Rows >>
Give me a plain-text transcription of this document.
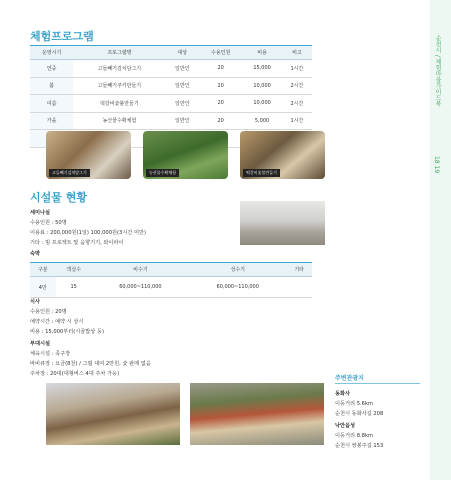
순천시 / 체험마을가이드북
18 19
체험프로그램
운영시기	프로그램명	대상	수용인원	비용	비고
연중	고들빼기김치담그기	일반인	20	15,000	1시간
봄	고들빼기쿠키만들기	일반인	20	10,000	2시간
여름	떡갈비숯불만들기	일반인	20	10,000	2시간
가을	농산물수확체험	일반인	20	5,000	1시간

고들빼기김치담그기	농산물수확체험	떡갈비숯불만들기
시설물 현황
세미나실
수용인원 : 50명
이용료 : 200,000원(1일) 100,000원(3시간 미만)
기타 : 빔 프로젝트 및 음향기기, 와이파이
숙박
구분	객실수	비수기	성수기	기타
4만	15	60,000~110,000	60,000~110,000	
식사
수용인원 : 20명
예약시간 : 예약 시 상시
비용 : 15,000부터(시골밥상 등)
부대시설
체육시설 : 족구장
바비큐장 : 요금(8천) / 그릴 대여 2만원, 숯 판매 없음
주차장 : 20대(대형버스 4대 주차 가능)
주변관광지
동화사
이동거리 5.6km
순천시 동화사길 208
낙안읍성
이동거리 8.8km
순천시 쌍봉주길 153
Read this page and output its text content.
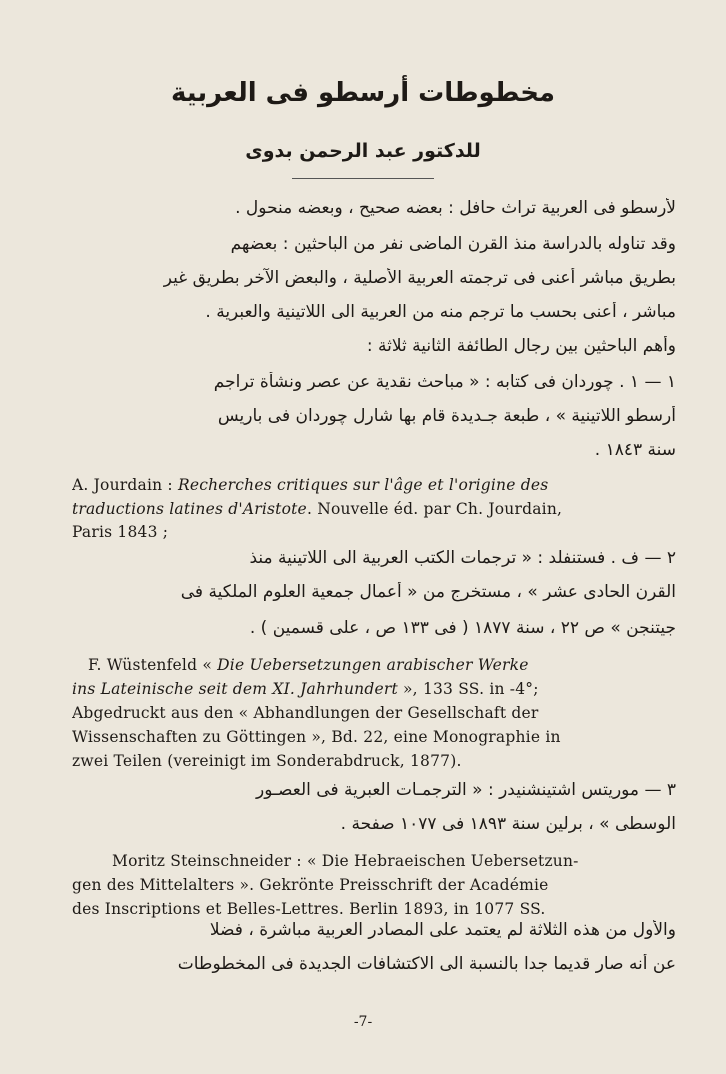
مخطوطات أرسطو فى العربية
للدكتور عبد الرحمن بدوى
لأرسطو فى العربية تراث حافل : بعضه صحيح ، وبعضه منحول .
وقد تناوله بالدراسة منذ القرن الماضى نفر من الباحثين : بعضهم
بطريق مباشر أعنى فى ترجمته العربية الأصلية ، والبعض الآخر بطريق غير
مباشر ، أعنى بحسب ما ترجم منه من العربية الى اللاتينية والعبرية .
وأهم الباحثين بين رجال الطائفة الثانية ثلاثة :
١ — ١ . چوردان فى كتابه : « مباحث نقدية عن عصر ونشأة تراجم
أرسطو اللاتينية » ، طبعة جـديدة قام بها شارل چوردان فى باريس
سنة ١٨٤٣ .
A. Jourdain : Recherches critiques sur l'âge et l'origine des
traductions latines d'Aristote. Nouvelle éd. par Ch. Jourdain,
Paris 1843 ;
٢ — ف . فستنفلد : « ترجمات الكتب العربية الى اللاتينية منذ
القرن الحادى عشر » ، مستخرج من « أعمال جمعية العلوم الملكية فى
جيتنجن » ص ٢٢ ، سنة ١٨٧٧ ( فى ١٣٣ ص ، على قسمين ) .
F. Wüstenfeld « Die Uebersetzungen arabischer Werke
ins Lateinische seit dem XI. Jahrhundert », 133 SS. in -4°;
Abgedruckt aus den « Abhandlungen der Gesellschaft der
Wissenschaften zu Göttingen », Bd. 22, eine Monographie in
zwei Teilen (vereinigt im Sonderabdruck, 1877).
٣ — موريتس اشتينشنيدر : « الترجمـات العبرية فى العصـور
الوسطى » ، برلين سنة ١٨٩٣ فى ١٠٧٧ صفحة .
Moritz Steinschneider : « Die Hebraeischen Uebersetzun-
gen des Mittelalters ». Gekrönte Preisschrift der Académie
des Inscriptions et Belles-Lettres. Berlin 1893, in 1077 SS.
والأول من هذه الثلاثة لم يعتمد على المصادر العربية مباشرة ، فضلا
عن أنه صار قديما جدا بالنسبة الى الاكتشافات الجديدة فى المخطوطات
-7-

Required task >> Select the lines in this material that hold the word "القرن", leaving none out.

Full output >>
وقد تناوله بالدراسة منذ القرن الماضى نفر من الباحثين : بعضهم
القرن الحادى عشر » ، مستخرج من « أعمال جمعية العلوم الملكية فى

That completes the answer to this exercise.